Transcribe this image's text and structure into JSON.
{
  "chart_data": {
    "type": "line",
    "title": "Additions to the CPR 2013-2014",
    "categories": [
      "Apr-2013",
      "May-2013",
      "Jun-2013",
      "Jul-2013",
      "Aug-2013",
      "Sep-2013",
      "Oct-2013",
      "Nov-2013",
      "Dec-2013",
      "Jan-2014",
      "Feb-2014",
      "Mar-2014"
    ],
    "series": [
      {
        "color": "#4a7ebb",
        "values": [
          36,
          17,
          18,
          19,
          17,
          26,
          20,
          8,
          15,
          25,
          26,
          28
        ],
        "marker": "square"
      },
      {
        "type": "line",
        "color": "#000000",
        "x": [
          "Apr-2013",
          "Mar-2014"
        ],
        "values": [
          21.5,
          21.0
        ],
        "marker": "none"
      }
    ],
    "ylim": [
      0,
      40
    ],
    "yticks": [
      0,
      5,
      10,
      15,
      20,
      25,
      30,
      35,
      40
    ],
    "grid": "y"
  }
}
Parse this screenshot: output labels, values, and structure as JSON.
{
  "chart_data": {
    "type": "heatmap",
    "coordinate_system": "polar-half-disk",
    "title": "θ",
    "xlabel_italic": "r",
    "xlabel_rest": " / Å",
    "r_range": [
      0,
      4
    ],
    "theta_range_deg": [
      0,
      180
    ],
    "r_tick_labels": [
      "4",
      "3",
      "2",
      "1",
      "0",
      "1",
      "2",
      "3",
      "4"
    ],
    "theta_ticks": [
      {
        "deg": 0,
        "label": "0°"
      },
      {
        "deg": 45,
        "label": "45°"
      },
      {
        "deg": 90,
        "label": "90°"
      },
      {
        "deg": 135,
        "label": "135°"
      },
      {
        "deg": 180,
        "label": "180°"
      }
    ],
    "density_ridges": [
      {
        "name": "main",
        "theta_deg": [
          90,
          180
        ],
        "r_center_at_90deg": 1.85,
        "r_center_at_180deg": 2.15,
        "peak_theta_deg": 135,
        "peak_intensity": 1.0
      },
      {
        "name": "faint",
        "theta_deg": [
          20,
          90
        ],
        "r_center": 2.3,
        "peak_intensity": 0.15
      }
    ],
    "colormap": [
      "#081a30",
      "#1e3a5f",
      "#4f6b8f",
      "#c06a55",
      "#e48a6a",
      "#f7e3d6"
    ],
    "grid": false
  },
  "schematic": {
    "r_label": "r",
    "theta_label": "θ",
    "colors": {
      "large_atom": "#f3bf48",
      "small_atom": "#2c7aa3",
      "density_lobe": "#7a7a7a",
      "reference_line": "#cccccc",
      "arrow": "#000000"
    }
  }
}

• _WHAT IS NEEDED_:
Gather from the records above every line containing the string "title".

• _SOLUTION TO THE PROBLEM_:
    "title": "Additions to the CPR 2013-2014",
    "title": "θ",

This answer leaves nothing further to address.